"""

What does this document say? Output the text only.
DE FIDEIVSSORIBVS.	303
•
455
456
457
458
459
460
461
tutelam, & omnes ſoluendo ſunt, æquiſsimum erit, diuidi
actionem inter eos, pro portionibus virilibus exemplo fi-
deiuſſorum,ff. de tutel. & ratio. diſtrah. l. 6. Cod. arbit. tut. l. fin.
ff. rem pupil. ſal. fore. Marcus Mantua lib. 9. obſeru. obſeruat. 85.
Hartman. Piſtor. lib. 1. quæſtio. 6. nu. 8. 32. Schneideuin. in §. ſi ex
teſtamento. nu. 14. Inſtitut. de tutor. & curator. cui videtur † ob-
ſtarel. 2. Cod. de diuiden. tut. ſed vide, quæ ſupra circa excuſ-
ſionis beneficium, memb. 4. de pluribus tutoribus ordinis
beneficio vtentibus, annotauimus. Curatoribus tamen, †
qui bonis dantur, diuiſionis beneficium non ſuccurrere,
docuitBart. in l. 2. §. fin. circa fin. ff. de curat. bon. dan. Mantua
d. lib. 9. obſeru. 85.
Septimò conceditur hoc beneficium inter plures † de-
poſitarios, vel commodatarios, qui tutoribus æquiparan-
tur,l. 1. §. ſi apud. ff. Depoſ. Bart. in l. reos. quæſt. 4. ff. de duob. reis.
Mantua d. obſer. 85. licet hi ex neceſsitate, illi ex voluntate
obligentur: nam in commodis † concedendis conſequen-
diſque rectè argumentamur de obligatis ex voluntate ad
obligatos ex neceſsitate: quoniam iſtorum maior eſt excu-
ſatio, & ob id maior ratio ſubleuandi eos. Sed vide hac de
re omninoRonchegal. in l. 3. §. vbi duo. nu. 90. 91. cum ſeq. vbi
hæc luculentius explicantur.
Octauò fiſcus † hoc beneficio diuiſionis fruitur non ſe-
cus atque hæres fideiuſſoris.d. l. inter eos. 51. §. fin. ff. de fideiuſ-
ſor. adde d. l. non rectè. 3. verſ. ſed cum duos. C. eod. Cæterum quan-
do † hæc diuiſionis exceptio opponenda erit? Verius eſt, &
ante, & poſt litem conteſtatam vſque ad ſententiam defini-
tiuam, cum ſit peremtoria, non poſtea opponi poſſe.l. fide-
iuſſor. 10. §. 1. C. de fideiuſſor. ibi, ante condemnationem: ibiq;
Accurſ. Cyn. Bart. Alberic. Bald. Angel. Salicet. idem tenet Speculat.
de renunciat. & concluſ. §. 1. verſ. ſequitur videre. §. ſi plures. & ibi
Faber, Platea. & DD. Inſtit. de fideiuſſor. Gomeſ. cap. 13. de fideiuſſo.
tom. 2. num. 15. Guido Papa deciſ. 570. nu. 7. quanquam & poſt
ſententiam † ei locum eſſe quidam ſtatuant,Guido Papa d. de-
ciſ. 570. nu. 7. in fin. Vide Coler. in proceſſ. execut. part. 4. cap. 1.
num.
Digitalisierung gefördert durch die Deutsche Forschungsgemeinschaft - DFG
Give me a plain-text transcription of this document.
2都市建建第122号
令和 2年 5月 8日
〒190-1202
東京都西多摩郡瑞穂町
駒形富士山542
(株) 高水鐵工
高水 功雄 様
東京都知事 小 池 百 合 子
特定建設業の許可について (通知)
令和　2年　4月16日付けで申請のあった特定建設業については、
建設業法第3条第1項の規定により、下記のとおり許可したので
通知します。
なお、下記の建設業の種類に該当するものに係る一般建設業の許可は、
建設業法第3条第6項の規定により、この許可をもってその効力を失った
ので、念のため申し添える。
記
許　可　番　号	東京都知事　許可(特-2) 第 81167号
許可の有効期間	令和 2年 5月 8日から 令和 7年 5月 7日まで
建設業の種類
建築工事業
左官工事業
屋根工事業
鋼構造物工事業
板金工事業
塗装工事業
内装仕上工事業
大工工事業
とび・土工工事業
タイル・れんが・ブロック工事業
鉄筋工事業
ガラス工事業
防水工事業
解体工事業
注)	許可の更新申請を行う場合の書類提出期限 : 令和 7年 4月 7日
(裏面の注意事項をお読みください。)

"""

(TASK PROMPT):
Exactly reproduce every record.

(THE ANSWER):
What does this document say? Output the text only.
DE FIDEIVSSORIBVS.	303
•
455
456
457
458
459
460
461
tutelam, & omnes ſoluendo ſunt, æquiſsimum erit, diuidi
actionem inter eos, pro portionibus virilibus exemplo fi-
deiuſſorum,ff. de tutel. & ratio. diſtrah. l. 6. Cod. arbit. tut. l. fin.
ff. rem pupil. ſal. fore. Marcus Mantua lib. 9. obſeru. obſeruat. 85.
Hartman. Piſtor. lib. 1. quæſtio. 6. nu. 8. 32. Schneideuin. in §. ſi ex
teſtamento. nu. 14. Inſtitut. de tutor. & curator. cui videtur † ob-
ſtarel. 2. Cod. de diuiden. tut. ſed vide, quæ ſupra circa excuſ-
ſionis beneficium, memb. 4. de pluribus tutoribus ordinis
beneficio vtentibus, annotauimus. Curatoribus tamen, †
qui bonis dantur, diuiſionis beneficium non ſuccurrere,
docuitBart. in l. 2. §. fin. circa fin. ff. de curat. bon. dan. Mantua
d. lib. 9. obſeru. 85.
Septimò conceditur hoc beneficium inter plures † de-
poſitarios, vel commodatarios, qui tutoribus æquiparan-
tur,l. 1. §. ſi apud. ff. Depoſ. Bart. in l. reos. quæſt. 4. ff. de duob. reis.
Mantua d. obſer. 85. licet hi ex neceſsitate, illi ex voluntate
obligentur: nam in commodis † concedendis conſequen-
diſque rectè argumentamur de obligatis ex voluntate ad
obligatos ex neceſsitate: quoniam iſtorum maior eſt excu-
ſatio, & ob id maior ratio ſubleuandi eos. Sed vide hac de
re omninoRonchegal. in l. 3. §. vbi duo. nu. 90. 91. cum ſeq. vbi
hæc luculentius explicantur.
Octauò fiſcus † hoc beneficio diuiſionis fruitur non ſe-
cus atque hæres fideiuſſoris.d. l. inter eos. 51. §. fin. ff. de fideiuſ-
ſor. adde d. l. non rectè. 3. verſ. ſed cum duos. C. eod. Cæterum quan-
do † hæc diuiſionis exceptio opponenda erit? Verius eſt, &
ante, & poſt litem conteſtatam vſque ad ſententiam defini-
tiuam, cum ſit peremtoria, non poſtea opponi poſſe.l. fide-
iuſſor. 10. §. 1. C. de fideiuſſor. ibi, ante condemnationem: ibiq;
Accurſ. Cyn. Bart. Alberic. Bald. Angel. Salicet. idem tenet Speculat.
de renunciat. & concluſ. §. 1. verſ. ſequitur videre. §. ſi plures. & ibi
Faber, Platea. & DD. Inſtit. de fideiuſſor. Gomeſ. cap. 13. de fideiuſſo.
tom. 2. num. 15. Guido Papa deciſ. 570. nu. 7. quanquam & poſt
ſententiam † ei locum eſſe quidam ſtatuant,Guido Papa d. de-
ciſ. 570. nu. 7. in fin. Vide Coler. in proceſſ. execut. part. 4. cap. 1.
num.
Digitalisierung gefördert durch die Deutsche Forschungsgemeinschaft - DFG
Give me a plain-text transcription of this document.
2都市建建第122号
令和 2年 5月 8日
〒190-1202
東京都西多摩郡瑞穂町
駒形富士山542
(株) 高水鐵工
高水 功雄 様
東京都知事 小 池 百 合 子
特定建設業の許可について (通知)
令和　2年　4月16日付けで申請のあった特定建設業については、
建設業法第3条第1項の規定により、下記のとおり許可したので
通知します。
なお、下記の建設業の種類に該当するものに係る一般建設業の許可は、
建設業法第3条第6項の規定により、この許可をもってその効力を失った
ので、念のため申し添える。
記
許　可　番　号	東京都知事　許可(特-2) 第 81167号
許可の有効期間	令和 2年 5月 8日から 令和 7年 5月 7日まで
建設業の種類
建築工事業
左官工事業
屋根工事業
鋼構造物工事業
板金工事業
塗装工事業
内装仕上工事業
大工工事業
とび・土工工事業
タイル・れんが・ブロック工事業
鉄筋工事業
ガラス工事業
防水工事業
解体工事業
注)	許可の更新申請を行う場合の書類提出期限 : 令和 7年 4月 7日
(裏面の注意事項をお読みください。)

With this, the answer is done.